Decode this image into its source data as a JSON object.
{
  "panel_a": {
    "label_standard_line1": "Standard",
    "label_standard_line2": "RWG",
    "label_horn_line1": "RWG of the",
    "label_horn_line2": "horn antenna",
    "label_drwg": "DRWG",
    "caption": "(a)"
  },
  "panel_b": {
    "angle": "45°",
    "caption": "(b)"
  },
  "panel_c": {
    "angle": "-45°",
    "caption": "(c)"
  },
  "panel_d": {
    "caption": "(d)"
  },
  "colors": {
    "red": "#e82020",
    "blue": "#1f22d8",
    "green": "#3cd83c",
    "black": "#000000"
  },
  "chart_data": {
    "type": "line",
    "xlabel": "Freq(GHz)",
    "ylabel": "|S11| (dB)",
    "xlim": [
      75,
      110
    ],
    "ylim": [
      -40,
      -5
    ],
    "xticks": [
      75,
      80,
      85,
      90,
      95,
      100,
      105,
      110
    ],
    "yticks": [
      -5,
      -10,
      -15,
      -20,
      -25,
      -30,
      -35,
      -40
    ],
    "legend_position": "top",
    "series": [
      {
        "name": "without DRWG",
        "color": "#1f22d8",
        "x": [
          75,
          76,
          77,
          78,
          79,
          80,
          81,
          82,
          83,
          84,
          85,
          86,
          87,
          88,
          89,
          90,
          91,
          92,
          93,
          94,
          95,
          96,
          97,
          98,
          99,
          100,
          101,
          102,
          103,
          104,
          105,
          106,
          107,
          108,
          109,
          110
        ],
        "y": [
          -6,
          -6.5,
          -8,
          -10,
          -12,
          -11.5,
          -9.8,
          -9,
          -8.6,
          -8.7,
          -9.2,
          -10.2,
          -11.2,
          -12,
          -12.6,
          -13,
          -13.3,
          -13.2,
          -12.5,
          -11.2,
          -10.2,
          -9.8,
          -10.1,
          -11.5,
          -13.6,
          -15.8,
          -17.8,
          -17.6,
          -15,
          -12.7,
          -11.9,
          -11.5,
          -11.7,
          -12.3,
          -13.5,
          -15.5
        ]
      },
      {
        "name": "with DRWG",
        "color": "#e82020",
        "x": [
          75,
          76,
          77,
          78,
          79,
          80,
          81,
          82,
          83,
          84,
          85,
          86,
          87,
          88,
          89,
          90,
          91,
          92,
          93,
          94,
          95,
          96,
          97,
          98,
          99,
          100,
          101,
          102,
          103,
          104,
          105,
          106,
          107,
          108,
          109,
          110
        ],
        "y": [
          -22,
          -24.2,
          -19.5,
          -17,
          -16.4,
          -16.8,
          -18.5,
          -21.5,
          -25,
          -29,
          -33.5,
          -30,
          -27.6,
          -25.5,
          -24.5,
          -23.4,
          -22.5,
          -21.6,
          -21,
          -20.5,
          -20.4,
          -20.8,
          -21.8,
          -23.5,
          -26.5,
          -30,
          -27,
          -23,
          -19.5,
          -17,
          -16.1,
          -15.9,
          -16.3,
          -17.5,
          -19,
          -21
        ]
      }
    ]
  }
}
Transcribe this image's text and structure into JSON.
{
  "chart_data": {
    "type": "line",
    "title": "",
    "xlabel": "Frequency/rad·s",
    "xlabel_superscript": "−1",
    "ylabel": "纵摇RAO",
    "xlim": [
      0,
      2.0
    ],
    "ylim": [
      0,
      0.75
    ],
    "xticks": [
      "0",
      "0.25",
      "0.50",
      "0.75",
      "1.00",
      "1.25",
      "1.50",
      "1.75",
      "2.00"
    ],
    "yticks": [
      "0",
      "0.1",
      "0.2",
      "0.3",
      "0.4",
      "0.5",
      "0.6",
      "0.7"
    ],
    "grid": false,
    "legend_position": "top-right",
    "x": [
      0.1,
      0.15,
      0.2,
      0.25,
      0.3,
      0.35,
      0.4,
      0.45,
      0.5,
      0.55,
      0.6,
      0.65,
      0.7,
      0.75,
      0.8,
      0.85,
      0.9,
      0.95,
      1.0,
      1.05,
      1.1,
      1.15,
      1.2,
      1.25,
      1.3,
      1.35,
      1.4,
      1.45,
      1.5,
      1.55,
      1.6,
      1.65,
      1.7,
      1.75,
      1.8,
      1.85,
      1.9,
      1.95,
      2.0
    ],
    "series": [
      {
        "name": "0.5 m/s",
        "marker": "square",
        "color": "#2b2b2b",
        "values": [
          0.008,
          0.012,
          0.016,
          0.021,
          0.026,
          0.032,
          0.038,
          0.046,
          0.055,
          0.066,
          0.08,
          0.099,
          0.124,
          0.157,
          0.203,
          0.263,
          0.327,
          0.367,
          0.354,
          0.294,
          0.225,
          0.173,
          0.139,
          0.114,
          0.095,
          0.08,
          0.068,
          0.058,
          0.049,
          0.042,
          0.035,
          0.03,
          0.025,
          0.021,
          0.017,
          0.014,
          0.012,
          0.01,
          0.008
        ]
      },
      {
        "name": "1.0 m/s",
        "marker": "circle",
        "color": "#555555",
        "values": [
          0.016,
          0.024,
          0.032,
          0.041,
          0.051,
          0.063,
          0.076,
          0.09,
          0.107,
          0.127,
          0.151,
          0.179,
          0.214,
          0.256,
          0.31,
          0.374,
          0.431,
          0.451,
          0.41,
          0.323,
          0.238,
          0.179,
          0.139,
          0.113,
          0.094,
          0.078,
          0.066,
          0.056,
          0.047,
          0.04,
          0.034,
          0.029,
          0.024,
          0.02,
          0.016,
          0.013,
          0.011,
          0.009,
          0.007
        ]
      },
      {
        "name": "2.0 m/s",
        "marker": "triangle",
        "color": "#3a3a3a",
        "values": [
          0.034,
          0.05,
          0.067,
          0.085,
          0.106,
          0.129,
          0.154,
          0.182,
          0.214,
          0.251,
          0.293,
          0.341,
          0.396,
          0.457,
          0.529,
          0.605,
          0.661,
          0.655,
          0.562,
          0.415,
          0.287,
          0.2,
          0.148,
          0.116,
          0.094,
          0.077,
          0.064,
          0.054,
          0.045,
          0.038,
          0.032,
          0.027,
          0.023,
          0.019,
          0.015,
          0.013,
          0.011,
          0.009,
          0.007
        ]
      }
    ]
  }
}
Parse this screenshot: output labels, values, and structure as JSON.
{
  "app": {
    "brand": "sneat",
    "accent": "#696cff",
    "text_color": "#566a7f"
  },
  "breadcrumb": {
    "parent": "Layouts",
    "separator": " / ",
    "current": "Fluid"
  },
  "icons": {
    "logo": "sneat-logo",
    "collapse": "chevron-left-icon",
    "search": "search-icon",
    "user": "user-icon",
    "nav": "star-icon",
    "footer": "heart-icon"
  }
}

* Aim of the exercise
Word for word, restate all of the data shown above.

* Final result
Decode this image into its source data as a JSON object.
{
  "panel_a": {
    "label_standard_line1": "Standard",
    "label_standard_line2": "RWG",
    "label_horn_line1": "RWG of the",
    "label_horn_line2": "horn antenna",
    "label_drwg": "DRWG",
    "caption": "(a)"
  },
  "panel_b": {
    "angle": "45°",
    "caption": "(b)"
  },
  "panel_c": {
    "angle": "-45°",
    "caption": "(c)"
  },
  "panel_d": {
    "caption": "(d)"
  },
  "colors": {
    "red": "#e82020",
    "blue": "#1f22d8",
    "green": "#3cd83c",
    "black": "#000000"
  },
  "chart_data": {
    "type": "line",
    "xlabel": "Freq(GHz)",
    "ylabel": "|S11| (dB)",
    "xlim": [
      75,
      110
    ],
    "ylim": [
      -40,
      -5
    ],
    "xticks": [
      75,
      80,
      85,
      90,
      95,
      100,
      105,
      110
    ],
    "yticks": [
      -5,
      -10,
      -15,
      -20,
      -25,
      -30,
      -35,
      -40
    ],
    "legend_position": "top",
    "series": [
      {
        "name": "without DRWG",
        "color": "#1f22d8",
        "x": [
          75,
          76,
          77,
          78,
          79,
          80,
          81,
          82,
          83,
          84,
          85,
          86,
          87,
          88,
          89,
          90,
          91,
          92,
          93,
          94,
          95,
          96,
          97,
          98,
          99,
          100,
          101,
          102,
          103,
          104,
          105,
          106,
          107,
          108,
          109,
          110
        ],
        "y": [
          -6,
          -6.5,
          -8,
          -10,
          -12,
          -11.5,
          -9.8,
          -9,
          -8.6,
          -8.7,
          -9.2,
          -10.2,
          -11.2,
          -12,
          -12.6,
          -13,
          -13.3,
          -13.2,
          -12.5,
          -11.2,
          -10.2,
          -9.8,
          -10.1,
          -11.5,
          -13.6,
          -15.8,
          -17.8,
          -17.6,
          -15,
          -12.7,
          -11.9,
          -11.5,
          -11.7,
          -12.3,
          -13.5,
          -15.5
        ]
      },
      {
        "name": "with DRWG",
        "color": "#e82020",
        "x": [
          75,
          76,
          77,
          78,
          79,
          80,
          81,
          82,
          83,
          84,
          85,
          86,
          87,
          88,
          89,
          90,
          91,
          92,
          93,
          94,
          95,
          96,
          97,
          98,
          99,
          100,
          101,
          102,
          103,
          104,
          105,
          106,
          107,
          108,
          109,
          110
        ],
        "y": [
          -22,
          -24.2,
          -19.5,
          -17,
          -16.4,
          -16.8,
          -18.5,
          -21.5,
          -25,
          -29,
          -33.5,
          -30,
          -27.6,
          -25.5,
          -24.5,
          -23.4,
          -22.5,
          -21.6,
          -21,
          -20.5,
          -20.4,
          -20.8,
          -21.8,
          -23.5,
          -26.5,
          -30,
          -27,
          -23,
          -19.5,
          -17,
          -16.1,
          -15.9,
          -16.3,
          -17.5,
          -19,
          -21
        ]
      }
    ]
  }
}
Transcribe this image's text and structure into JSON.
{
  "chart_data": {
    "type": "line",
    "title": "",
    "xlabel": "Frequency/rad·s",
    "xlabel_superscript": "−1",
    "ylabel": "纵摇RAO",
    "xlim": [
      0,
      2.0
    ],
    "ylim": [
      0,
      0.75
    ],
    "xticks": [
      "0",
      "0.25",
      "0.50",
      "0.75",
      "1.00",
      "1.25",
      "1.50",
      "1.75",
      "2.00"
    ],
    "yticks": [
      "0",
      "0.1",
      "0.2",
      "0.3",
      "0.4",
      "0.5",
      "0.6",
      "0.7"
    ],
    "grid": false,
    "legend_position": "top-right",
    "x": [
      0.1,
      0.15,
      0.2,
      0.25,
      0.3,
      0.35,
      0.4,
      0.45,
      0.5,
      0.55,
      0.6,
      0.65,
      0.7,
      0.75,
      0.8,
      0.85,
      0.9,
      0.95,
      1.0,
      1.05,
      1.1,
      1.15,
      1.2,
      1.25,
      1.3,
      1.35,
      1.4,
      1.45,
      1.5,
      1.55,
      1.6,
      1.65,
      1.7,
      1.75,
      1.8,
      1.85,
      1.9,
      1.95,
      2.0
    ],
    "series": [
      {
        "name": "0.5 m/s",
        "marker": "square",
        "color": "#2b2b2b",
        "values": [
          0.008,
          0.012,
          0.016,
          0.021,
          0.026,
          0.032,
          0.038,
          0.046,
          0.055,
          0.066,
          0.08,
          0.099,
          0.124,
          0.157,
          0.203,
          0.263,
          0.327,
          0.367,
          0.354,
          0.294,
          0.225,
          0.173,
          0.139,
          0.114,
          0.095,
          0.08,
          0.068,
          0.058,
          0.049,
          0.042,
          0.035,
          0.03,
          0.025,
          0.021,
          0.017,
          0.014,
          0.012,
          0.01,
          0.008
        ]
      },
      {
        "name": "1.0 m/s",
        "marker": "circle",
        "color": "#555555",
        "values": [
          0.016,
          0.024,
          0.032,
          0.041,
          0.051,
          0.063,
          0.076,
          0.09,
          0.107,
          0.127,
          0.151,
          0.179,
          0.214,
          0.256,
          0.31,
          0.374,
          0.431,
          0.451,
          0.41,
          0.323,
          0.238,
          0.179,
          0.139,
          0.113,
          0.094,
          0.078,
          0.066,
          0.056,
          0.047,
          0.04,
          0.034,
          0.029,
          0.024,
          0.02,
          0.016,
          0.013,
          0.011,
          0.009,
          0.007
        ]
      },
      {
        "name": "2.0 m/s",
        "marker": "triangle",
        "color": "#3a3a3a",
        "values": [
          0.034,
          0.05,
          0.067,
          0.085,
          0.106,
          0.129,
          0.154,
          0.182,
          0.214,
          0.251,
          0.293,
          0.341,
          0.396,
          0.457,
          0.529,
          0.605,
          0.661,
          0.655,
          0.562,
          0.415,
          0.287,
          0.2,
          0.148,
          0.116,
          0.094,
          0.077,
          0.064,
          0.054,
          0.045,
          0.038,
          0.032,
          0.027,
          0.023,
          0.019,
          0.015,
          0.013,
          0.011,
          0.009,
          0.007
        ]
      }
    ]
  }
}
Parse this screenshot: output labels, values, and structure as JSON.
{
  "app": {
    "brand": "sneat",
    "accent": "#696cff",
    "text_color": "#566a7f"
  },
  "breadcrumb": {
    "parent": "Layouts",
    "separator": " / ",
    "current": "Fluid"
  },
  "icons": {
    "logo": "sneat-logo",
    "collapse": "chevron-left-icon",
    "search": "search-icon",
    "user": "user-icon",
    "nav": "star-icon",
    "footer": "heart-icon"
  }
}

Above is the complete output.